### STORED DATA
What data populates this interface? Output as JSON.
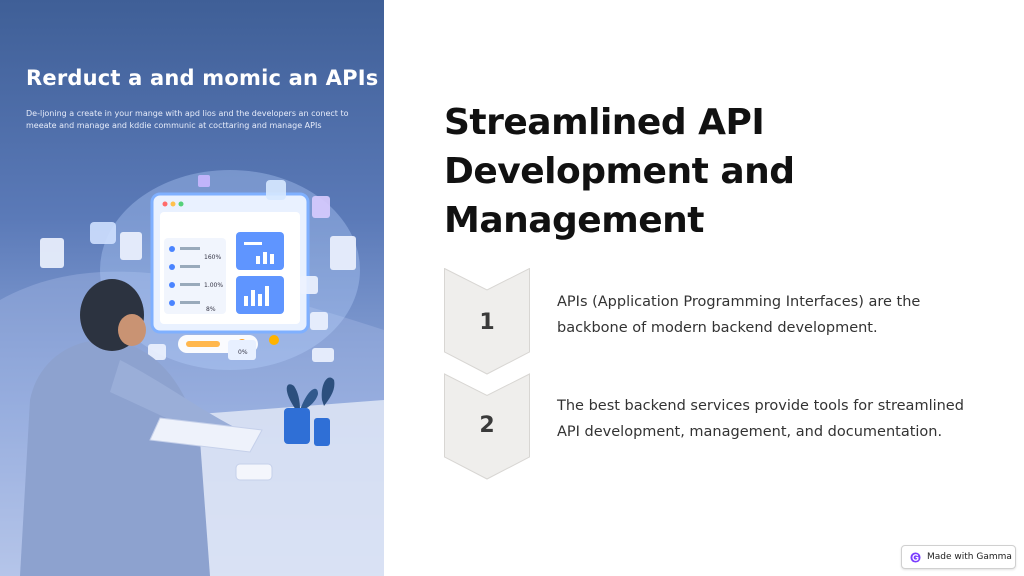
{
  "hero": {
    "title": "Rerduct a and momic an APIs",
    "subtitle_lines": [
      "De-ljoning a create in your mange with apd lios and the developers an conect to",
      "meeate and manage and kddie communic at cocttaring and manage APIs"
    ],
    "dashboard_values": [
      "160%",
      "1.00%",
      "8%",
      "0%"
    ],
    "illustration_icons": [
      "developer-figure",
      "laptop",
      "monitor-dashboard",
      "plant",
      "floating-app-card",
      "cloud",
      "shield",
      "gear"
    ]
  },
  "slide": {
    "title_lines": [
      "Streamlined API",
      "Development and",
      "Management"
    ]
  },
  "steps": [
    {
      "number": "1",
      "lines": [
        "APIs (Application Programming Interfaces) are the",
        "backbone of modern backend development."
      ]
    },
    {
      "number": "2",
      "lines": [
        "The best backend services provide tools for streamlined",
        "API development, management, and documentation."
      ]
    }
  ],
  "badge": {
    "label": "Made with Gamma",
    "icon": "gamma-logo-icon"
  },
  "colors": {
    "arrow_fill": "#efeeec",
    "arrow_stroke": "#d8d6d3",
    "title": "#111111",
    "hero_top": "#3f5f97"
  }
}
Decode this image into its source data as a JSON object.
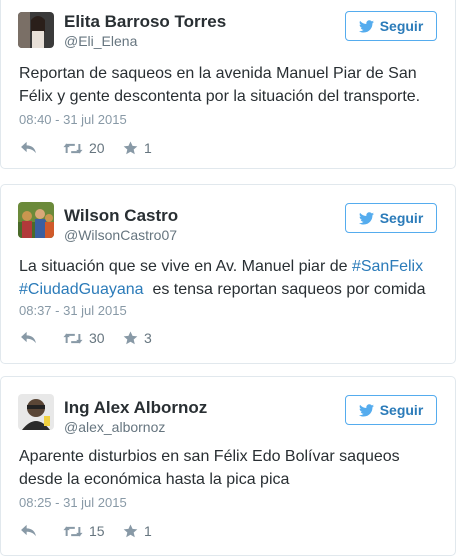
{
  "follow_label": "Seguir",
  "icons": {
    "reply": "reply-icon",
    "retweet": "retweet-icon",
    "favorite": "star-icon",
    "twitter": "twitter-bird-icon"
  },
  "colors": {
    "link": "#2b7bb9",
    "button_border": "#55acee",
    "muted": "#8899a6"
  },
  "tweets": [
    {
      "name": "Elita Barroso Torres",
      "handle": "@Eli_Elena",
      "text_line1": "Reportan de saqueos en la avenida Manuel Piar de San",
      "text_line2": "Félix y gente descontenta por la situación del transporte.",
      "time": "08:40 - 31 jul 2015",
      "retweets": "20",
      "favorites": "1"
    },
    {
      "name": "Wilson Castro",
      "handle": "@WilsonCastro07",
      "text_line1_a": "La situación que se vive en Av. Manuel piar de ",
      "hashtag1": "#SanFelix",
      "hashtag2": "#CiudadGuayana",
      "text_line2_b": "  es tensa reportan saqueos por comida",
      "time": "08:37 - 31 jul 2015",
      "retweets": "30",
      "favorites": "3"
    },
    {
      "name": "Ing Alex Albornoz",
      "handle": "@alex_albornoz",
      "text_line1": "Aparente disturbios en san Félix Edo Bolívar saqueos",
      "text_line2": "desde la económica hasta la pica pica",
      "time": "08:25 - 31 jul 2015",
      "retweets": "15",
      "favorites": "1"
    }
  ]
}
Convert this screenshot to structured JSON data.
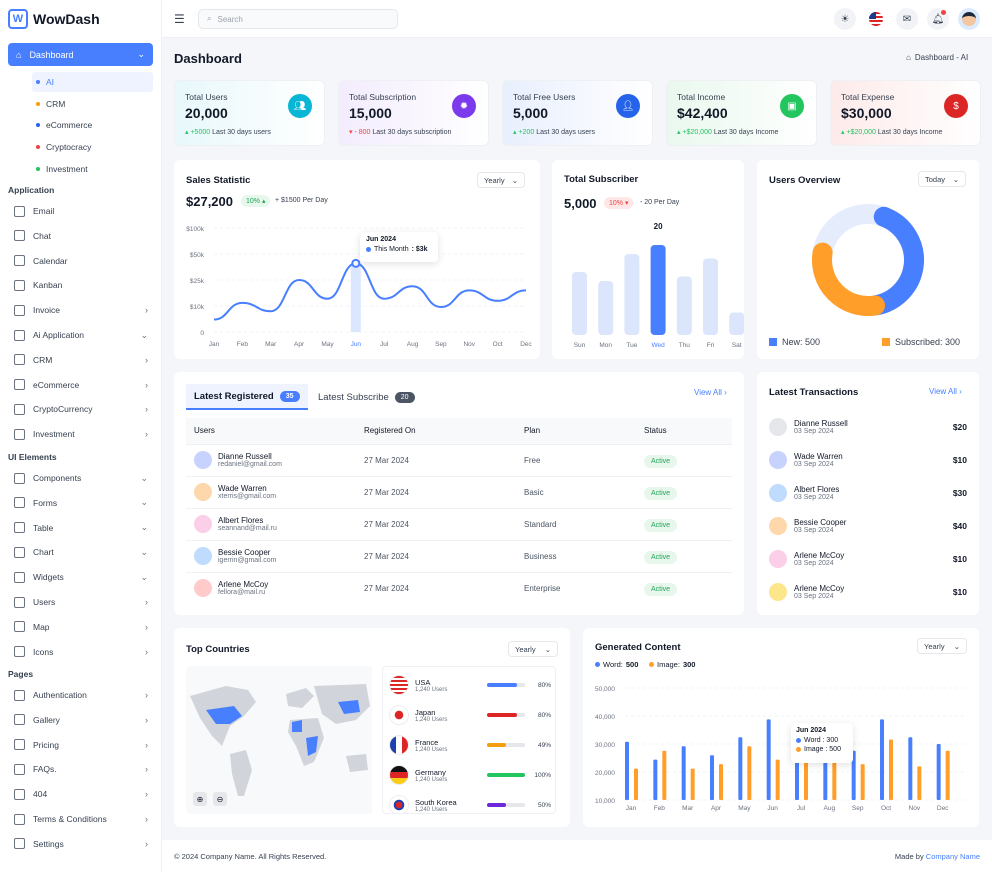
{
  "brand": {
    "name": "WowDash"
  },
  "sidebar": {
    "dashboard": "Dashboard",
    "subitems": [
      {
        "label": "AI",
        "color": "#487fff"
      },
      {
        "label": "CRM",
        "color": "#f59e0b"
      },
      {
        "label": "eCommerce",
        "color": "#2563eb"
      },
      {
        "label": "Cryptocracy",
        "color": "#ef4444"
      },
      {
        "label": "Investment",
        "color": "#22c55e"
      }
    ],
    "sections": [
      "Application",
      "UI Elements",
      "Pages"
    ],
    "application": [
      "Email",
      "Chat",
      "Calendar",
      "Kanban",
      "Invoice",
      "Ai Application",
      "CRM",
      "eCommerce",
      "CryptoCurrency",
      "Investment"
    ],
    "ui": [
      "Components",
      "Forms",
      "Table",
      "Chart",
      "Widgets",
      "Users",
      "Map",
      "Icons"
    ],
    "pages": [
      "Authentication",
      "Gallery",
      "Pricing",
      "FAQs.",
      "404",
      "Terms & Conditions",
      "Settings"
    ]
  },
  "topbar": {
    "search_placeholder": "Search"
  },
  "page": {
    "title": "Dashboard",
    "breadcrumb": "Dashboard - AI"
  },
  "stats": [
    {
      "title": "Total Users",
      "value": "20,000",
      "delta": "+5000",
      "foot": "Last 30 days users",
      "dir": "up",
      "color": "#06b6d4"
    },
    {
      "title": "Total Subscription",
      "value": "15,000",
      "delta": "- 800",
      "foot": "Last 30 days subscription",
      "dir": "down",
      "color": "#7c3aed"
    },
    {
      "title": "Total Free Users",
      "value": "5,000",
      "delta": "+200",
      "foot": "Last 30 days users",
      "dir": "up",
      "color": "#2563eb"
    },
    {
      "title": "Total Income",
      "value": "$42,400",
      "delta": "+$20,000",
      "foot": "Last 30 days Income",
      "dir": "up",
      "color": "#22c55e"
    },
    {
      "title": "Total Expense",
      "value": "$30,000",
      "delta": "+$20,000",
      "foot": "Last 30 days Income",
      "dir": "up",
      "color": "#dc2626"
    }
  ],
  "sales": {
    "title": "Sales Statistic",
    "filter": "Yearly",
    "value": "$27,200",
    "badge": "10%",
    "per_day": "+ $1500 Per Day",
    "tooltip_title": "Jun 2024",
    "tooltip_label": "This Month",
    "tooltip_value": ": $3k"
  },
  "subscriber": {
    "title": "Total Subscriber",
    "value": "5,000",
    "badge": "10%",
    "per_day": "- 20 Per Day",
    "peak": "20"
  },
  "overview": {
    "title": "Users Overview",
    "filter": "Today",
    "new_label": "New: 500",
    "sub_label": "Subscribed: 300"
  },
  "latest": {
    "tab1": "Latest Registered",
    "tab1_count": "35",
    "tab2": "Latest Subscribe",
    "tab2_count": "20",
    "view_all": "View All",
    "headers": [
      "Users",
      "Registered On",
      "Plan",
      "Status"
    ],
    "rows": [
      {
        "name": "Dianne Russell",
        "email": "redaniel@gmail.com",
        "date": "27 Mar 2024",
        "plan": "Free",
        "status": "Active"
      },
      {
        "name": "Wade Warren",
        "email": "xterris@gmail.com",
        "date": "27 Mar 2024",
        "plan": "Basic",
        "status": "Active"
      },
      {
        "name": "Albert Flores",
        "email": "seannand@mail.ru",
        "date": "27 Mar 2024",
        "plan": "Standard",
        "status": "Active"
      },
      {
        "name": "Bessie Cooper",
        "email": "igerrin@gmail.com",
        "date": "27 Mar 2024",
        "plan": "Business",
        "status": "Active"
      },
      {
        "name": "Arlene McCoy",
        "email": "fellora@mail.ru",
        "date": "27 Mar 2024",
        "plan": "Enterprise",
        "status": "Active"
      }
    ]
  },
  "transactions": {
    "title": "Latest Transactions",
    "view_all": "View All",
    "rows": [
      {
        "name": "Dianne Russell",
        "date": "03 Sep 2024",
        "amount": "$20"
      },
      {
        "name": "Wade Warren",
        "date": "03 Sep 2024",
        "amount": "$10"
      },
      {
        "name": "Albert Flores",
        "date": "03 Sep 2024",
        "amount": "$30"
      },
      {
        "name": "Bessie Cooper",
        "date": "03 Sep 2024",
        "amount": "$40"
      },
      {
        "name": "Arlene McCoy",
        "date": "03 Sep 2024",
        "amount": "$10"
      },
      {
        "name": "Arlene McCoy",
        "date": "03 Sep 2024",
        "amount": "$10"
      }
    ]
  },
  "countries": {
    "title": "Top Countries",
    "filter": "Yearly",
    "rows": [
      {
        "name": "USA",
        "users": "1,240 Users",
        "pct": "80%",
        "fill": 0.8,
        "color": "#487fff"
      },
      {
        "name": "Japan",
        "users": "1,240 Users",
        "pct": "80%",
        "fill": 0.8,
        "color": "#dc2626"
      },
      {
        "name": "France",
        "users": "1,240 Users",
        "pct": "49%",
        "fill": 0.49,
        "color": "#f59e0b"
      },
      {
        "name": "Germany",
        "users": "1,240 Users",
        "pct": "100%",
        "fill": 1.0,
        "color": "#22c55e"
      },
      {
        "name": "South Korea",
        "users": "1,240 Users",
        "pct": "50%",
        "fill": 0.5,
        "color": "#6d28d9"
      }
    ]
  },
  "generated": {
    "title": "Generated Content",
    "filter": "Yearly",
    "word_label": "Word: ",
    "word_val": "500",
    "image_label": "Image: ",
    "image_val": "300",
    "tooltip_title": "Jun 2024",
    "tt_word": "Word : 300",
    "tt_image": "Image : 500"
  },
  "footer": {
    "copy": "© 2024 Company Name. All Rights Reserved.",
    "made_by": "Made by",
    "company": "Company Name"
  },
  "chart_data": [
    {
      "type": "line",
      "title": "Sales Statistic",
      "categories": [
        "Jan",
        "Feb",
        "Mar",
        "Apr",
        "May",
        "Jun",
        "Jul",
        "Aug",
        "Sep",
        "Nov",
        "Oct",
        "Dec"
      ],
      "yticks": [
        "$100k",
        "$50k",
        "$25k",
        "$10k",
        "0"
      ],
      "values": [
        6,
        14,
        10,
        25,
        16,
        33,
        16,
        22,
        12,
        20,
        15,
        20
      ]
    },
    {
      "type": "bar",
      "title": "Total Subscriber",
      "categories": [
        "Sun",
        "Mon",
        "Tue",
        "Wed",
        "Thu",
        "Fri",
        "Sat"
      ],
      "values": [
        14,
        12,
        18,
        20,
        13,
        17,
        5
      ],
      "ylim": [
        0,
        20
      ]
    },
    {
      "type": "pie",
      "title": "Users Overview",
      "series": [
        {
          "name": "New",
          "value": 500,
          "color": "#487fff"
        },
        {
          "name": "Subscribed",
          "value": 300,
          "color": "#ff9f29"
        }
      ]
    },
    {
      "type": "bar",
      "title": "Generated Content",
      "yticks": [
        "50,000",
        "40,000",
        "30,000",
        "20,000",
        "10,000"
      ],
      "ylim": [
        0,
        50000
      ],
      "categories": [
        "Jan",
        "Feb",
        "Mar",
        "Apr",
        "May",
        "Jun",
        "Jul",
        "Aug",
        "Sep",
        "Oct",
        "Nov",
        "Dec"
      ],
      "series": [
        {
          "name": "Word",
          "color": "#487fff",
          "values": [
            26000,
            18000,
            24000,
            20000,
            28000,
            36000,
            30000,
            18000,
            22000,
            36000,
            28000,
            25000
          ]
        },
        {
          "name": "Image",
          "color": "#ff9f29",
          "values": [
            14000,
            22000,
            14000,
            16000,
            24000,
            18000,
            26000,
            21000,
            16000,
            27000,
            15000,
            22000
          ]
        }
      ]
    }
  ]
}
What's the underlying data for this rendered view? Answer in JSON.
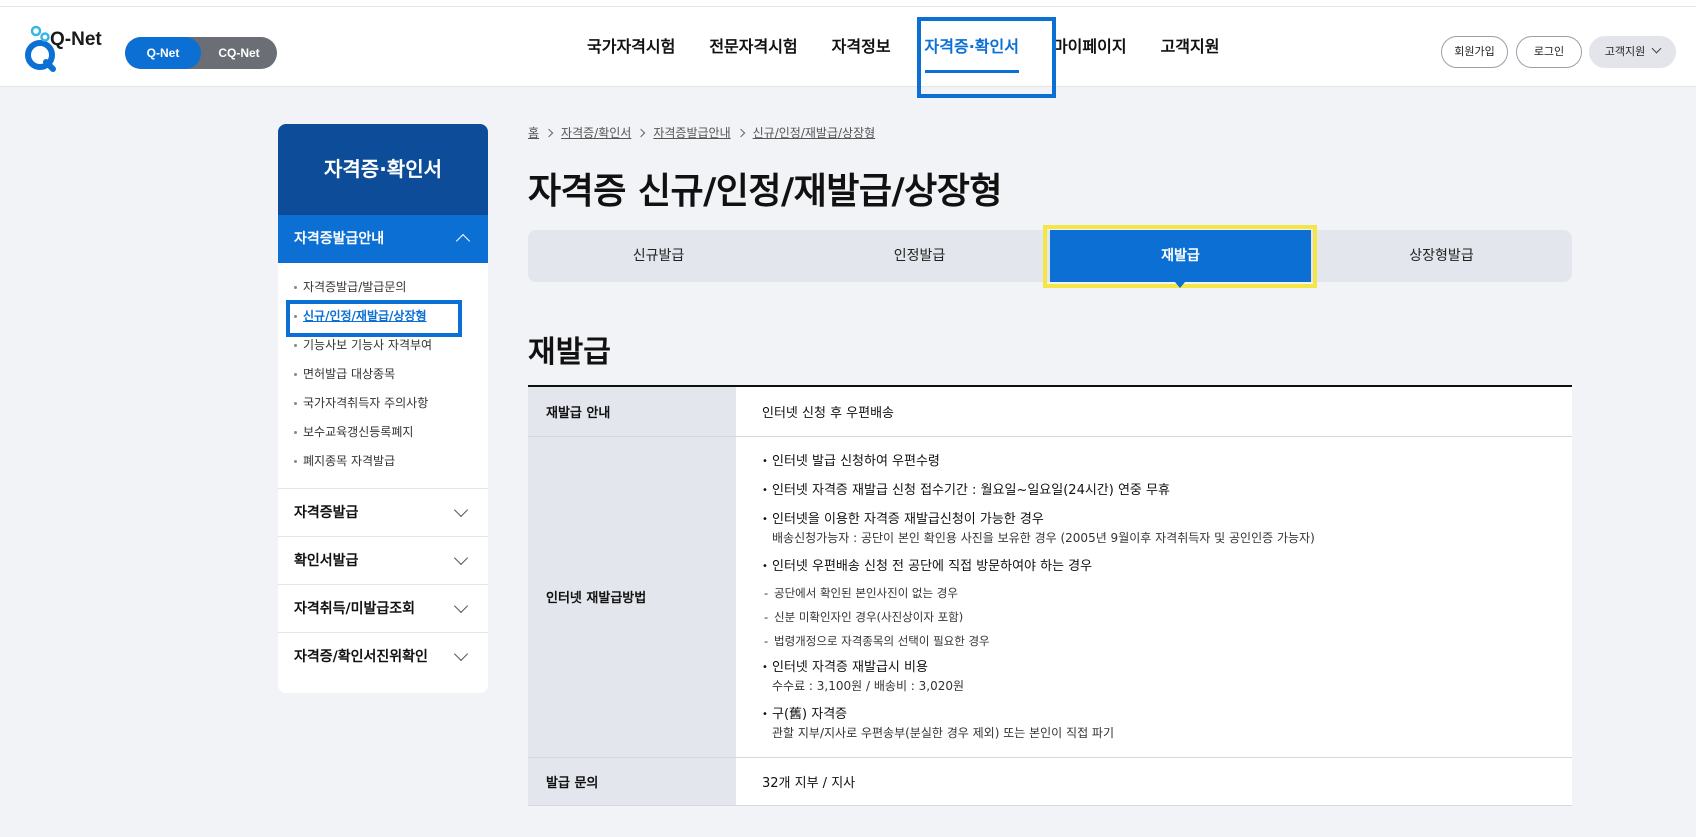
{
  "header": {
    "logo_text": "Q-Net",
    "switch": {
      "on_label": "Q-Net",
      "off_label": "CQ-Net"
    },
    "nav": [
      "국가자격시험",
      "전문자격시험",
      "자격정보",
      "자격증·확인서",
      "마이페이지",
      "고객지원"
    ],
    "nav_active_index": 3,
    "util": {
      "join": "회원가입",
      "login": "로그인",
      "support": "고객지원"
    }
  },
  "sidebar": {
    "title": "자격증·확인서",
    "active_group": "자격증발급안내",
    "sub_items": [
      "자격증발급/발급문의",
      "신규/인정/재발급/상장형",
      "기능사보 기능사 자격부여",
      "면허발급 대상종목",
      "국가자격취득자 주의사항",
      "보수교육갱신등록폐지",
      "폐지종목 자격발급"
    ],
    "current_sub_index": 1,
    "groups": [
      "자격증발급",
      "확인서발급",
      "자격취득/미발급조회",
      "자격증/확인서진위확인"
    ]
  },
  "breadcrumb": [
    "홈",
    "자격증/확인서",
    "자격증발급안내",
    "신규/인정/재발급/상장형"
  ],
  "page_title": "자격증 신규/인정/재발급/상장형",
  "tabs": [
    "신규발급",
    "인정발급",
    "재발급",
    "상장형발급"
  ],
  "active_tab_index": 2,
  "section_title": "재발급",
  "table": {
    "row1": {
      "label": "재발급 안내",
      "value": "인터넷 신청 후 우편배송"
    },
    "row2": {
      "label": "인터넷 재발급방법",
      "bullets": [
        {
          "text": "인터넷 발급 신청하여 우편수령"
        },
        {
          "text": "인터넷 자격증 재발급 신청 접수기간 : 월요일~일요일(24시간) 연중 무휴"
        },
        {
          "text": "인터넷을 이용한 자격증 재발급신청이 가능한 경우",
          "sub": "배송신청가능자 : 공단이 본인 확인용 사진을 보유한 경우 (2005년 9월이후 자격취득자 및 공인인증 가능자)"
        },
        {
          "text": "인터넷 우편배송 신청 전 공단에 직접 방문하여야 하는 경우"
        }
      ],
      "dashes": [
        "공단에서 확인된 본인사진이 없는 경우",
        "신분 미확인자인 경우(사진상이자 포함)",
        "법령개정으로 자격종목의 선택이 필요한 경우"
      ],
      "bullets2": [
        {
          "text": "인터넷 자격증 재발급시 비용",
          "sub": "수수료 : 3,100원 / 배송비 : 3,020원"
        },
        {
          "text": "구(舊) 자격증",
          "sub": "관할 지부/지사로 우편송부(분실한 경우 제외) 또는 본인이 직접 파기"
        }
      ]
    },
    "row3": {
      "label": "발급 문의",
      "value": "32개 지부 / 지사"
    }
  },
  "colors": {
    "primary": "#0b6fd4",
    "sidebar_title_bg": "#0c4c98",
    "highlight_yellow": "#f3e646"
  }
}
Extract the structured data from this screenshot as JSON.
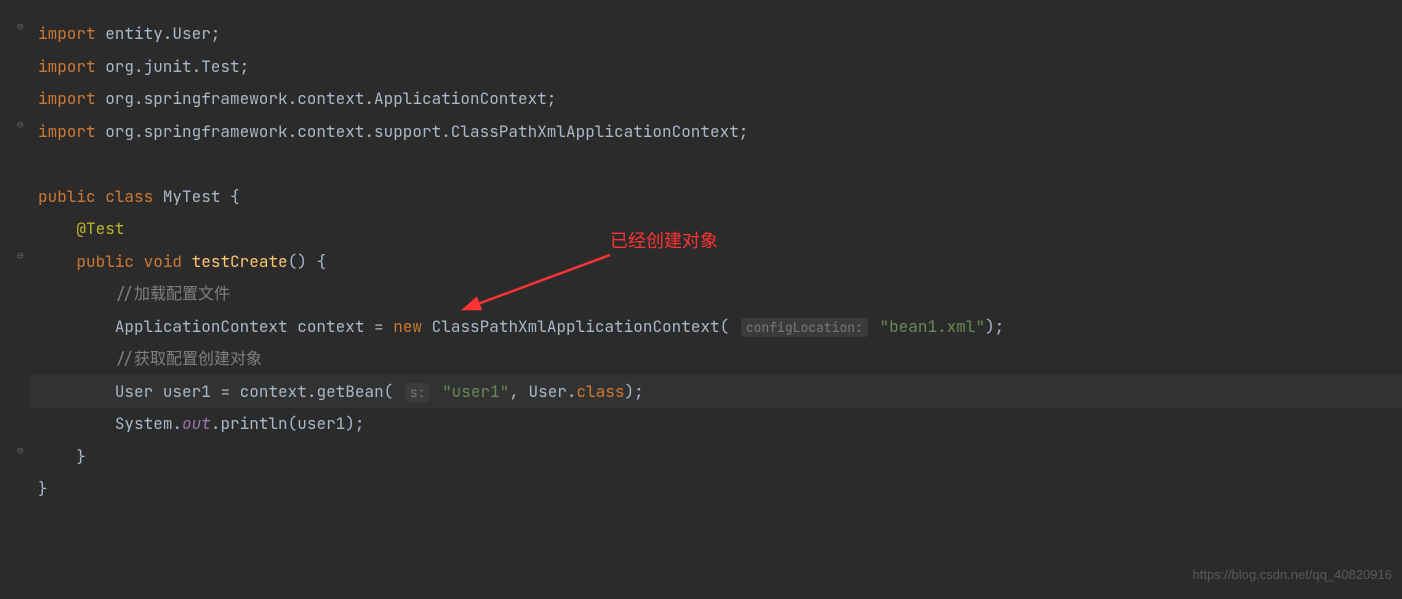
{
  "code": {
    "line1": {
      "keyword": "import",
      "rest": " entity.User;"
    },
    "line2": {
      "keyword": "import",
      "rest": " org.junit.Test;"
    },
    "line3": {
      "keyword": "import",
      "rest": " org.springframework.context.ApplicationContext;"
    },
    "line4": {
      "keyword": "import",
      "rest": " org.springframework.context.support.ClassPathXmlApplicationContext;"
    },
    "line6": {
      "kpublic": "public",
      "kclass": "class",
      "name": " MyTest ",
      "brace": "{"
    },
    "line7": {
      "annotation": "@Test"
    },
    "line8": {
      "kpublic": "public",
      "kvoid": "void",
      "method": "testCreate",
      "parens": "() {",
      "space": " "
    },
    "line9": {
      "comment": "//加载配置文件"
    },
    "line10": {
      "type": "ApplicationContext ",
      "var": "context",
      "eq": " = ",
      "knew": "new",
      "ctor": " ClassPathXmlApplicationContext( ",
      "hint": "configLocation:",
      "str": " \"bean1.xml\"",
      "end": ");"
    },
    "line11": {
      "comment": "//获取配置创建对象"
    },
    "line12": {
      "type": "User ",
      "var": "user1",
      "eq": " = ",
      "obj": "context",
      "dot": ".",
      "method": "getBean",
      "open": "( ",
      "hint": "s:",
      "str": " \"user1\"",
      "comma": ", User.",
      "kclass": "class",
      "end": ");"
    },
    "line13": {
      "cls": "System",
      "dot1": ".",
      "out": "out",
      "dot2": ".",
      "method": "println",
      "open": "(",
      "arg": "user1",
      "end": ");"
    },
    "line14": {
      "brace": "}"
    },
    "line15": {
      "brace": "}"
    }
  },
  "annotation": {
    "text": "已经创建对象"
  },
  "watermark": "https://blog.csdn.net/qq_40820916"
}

### DIRECTION
Copy each line above that contains the word "Statistic".

### RESULT FOR THIS TASK
    "title": "Sales Statistic",
      "title": "Sales Statistic",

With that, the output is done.